Saved entries
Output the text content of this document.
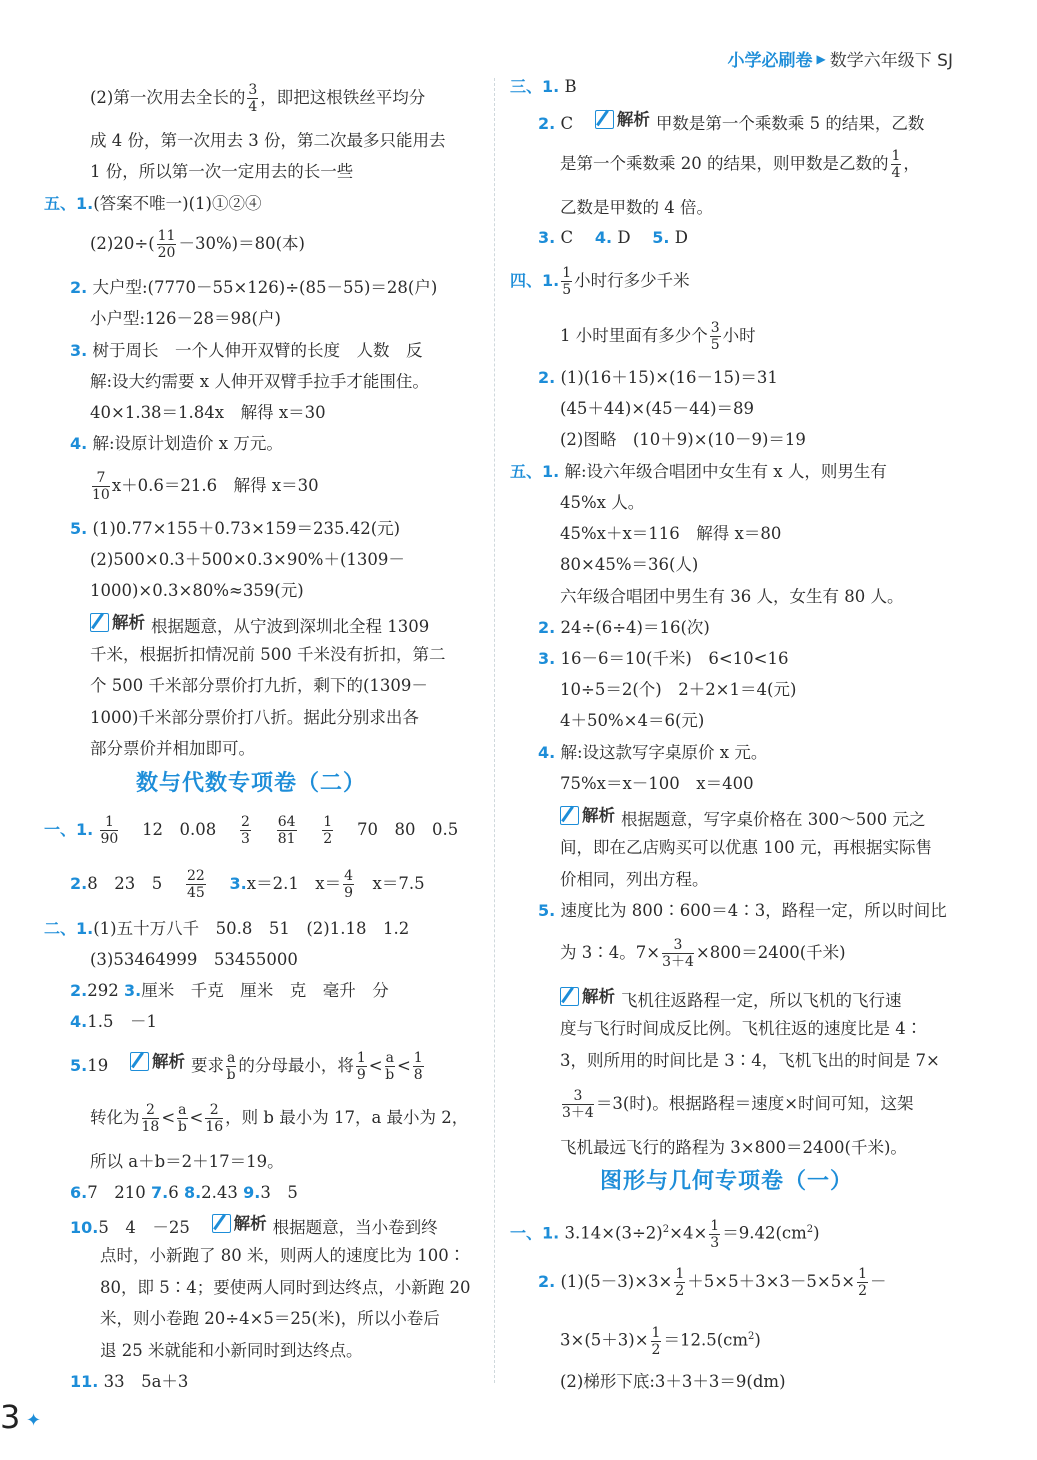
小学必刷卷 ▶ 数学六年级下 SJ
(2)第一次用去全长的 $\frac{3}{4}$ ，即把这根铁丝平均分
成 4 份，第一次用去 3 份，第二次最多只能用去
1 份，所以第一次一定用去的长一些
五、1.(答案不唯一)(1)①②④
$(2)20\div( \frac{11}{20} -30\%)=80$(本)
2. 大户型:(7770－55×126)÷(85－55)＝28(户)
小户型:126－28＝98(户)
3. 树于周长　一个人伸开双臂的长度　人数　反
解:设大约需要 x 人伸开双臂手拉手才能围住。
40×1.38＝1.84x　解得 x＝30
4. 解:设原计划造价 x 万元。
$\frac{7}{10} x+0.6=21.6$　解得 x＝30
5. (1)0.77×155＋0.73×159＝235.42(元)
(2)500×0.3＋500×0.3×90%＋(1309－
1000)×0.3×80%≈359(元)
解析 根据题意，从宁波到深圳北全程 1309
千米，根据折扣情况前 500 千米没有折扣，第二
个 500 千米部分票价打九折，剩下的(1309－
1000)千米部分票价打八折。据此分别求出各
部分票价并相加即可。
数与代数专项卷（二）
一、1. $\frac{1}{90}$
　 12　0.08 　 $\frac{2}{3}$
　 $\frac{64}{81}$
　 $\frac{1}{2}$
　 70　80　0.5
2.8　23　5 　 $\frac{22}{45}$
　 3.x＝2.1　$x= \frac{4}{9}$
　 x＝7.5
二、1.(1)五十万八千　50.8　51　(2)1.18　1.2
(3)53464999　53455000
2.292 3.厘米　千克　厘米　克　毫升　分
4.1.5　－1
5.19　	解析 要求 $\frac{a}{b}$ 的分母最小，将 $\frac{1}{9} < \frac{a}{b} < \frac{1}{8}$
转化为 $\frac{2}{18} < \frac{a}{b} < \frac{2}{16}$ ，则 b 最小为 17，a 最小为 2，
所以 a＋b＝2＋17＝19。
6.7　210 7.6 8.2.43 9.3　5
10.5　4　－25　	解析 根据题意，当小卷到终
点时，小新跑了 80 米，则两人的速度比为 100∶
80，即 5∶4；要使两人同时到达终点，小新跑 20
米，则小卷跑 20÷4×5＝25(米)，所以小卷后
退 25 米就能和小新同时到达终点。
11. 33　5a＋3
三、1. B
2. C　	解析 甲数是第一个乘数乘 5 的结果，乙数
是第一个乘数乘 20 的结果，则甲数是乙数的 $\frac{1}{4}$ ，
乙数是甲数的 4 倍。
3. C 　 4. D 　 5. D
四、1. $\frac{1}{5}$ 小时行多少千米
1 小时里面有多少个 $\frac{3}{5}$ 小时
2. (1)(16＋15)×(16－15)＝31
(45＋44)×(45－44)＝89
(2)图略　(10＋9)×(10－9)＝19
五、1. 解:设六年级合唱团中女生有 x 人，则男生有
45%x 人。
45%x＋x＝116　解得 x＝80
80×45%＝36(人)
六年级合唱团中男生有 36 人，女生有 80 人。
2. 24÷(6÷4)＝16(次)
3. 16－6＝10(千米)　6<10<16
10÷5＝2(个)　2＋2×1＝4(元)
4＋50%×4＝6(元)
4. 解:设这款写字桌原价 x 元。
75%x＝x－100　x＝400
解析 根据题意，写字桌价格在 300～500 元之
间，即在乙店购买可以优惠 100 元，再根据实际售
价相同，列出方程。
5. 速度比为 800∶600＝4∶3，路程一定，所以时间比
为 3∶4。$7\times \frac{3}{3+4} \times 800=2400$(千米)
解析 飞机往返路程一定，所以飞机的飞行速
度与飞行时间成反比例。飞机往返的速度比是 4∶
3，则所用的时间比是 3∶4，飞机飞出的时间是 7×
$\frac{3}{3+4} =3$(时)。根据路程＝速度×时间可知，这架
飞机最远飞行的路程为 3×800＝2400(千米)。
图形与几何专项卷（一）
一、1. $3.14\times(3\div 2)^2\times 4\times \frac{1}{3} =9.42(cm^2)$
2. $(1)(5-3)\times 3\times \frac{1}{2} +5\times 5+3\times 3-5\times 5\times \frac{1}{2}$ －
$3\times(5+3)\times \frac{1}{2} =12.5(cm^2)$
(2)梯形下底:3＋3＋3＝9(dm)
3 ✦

GIVEN TASK: Pull every line containing the word "根据题意" out of the material.

ANSWER IN FULL:
解析 根据题意，从宁波到深圳北全程 1309
10.5　4　－25　	解析 根据题意，当小卷到终
解析 根据题意，写字桌价格在 300～500 元之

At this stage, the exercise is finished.